Problem to solve
Go through the listing and pick out each line with the word "selected" in it.

Available data
"""

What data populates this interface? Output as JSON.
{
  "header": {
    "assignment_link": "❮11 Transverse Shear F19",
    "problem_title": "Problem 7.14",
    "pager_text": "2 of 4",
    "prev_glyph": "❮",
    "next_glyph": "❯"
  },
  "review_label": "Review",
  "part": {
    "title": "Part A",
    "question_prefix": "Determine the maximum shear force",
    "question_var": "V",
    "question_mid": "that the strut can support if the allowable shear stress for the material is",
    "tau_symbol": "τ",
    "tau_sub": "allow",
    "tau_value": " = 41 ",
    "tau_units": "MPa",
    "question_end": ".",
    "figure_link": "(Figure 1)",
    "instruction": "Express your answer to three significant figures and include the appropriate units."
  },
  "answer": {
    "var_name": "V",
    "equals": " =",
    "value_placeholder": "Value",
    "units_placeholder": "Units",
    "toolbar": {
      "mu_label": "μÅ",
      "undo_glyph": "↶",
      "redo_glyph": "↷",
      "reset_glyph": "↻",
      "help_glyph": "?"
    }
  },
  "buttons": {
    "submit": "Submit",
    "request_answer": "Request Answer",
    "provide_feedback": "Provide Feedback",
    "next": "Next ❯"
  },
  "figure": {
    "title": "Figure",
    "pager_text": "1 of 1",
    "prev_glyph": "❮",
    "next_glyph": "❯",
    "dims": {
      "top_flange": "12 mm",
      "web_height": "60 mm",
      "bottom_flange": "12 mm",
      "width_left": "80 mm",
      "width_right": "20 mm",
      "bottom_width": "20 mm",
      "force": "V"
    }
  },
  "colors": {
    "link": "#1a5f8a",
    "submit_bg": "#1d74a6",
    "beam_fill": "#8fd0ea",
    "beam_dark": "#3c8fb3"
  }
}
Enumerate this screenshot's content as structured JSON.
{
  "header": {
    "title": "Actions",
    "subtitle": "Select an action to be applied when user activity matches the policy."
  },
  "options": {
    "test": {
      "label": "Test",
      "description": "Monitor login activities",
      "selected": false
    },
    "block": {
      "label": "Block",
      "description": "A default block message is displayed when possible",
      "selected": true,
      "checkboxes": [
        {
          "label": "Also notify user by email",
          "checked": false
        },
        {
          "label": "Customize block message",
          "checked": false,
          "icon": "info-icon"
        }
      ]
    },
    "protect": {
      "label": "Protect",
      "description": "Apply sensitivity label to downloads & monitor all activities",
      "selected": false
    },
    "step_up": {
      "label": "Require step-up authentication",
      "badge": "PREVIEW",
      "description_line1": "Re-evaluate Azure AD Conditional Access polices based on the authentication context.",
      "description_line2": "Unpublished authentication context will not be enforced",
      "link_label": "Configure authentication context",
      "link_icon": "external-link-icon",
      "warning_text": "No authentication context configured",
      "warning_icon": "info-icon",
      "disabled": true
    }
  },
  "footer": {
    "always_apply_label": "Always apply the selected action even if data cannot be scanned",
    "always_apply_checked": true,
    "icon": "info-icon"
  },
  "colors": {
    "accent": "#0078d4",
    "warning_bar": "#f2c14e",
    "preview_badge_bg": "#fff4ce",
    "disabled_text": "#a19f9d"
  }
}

"""
"""

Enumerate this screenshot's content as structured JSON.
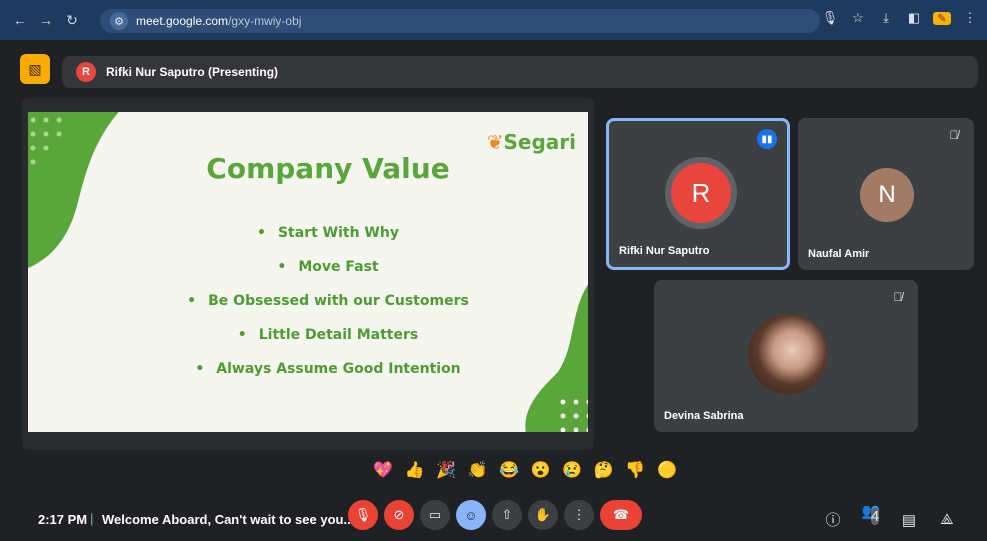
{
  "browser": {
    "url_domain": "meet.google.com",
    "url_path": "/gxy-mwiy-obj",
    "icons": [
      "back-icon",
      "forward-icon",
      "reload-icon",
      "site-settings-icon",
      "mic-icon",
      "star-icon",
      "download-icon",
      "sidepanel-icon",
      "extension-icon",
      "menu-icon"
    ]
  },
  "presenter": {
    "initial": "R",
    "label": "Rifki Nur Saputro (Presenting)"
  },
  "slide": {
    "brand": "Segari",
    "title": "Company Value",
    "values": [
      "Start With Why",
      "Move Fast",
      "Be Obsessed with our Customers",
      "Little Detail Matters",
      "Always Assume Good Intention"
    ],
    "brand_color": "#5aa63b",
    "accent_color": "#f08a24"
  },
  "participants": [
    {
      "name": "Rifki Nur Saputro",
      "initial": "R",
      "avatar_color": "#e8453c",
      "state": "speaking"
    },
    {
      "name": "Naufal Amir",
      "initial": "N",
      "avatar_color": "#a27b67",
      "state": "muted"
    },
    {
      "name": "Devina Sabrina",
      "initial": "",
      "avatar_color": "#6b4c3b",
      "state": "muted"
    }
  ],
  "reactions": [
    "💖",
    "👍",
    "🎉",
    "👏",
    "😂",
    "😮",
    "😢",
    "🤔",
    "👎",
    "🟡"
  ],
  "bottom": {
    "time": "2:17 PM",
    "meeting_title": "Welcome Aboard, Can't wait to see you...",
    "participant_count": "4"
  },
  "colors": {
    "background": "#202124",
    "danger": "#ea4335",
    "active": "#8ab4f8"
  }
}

"""

Worked answer
      "selected": false
      "selected": true,
      "selected": false
    "always_apply_label": "Always apply the selected action even if data cannot be scanned",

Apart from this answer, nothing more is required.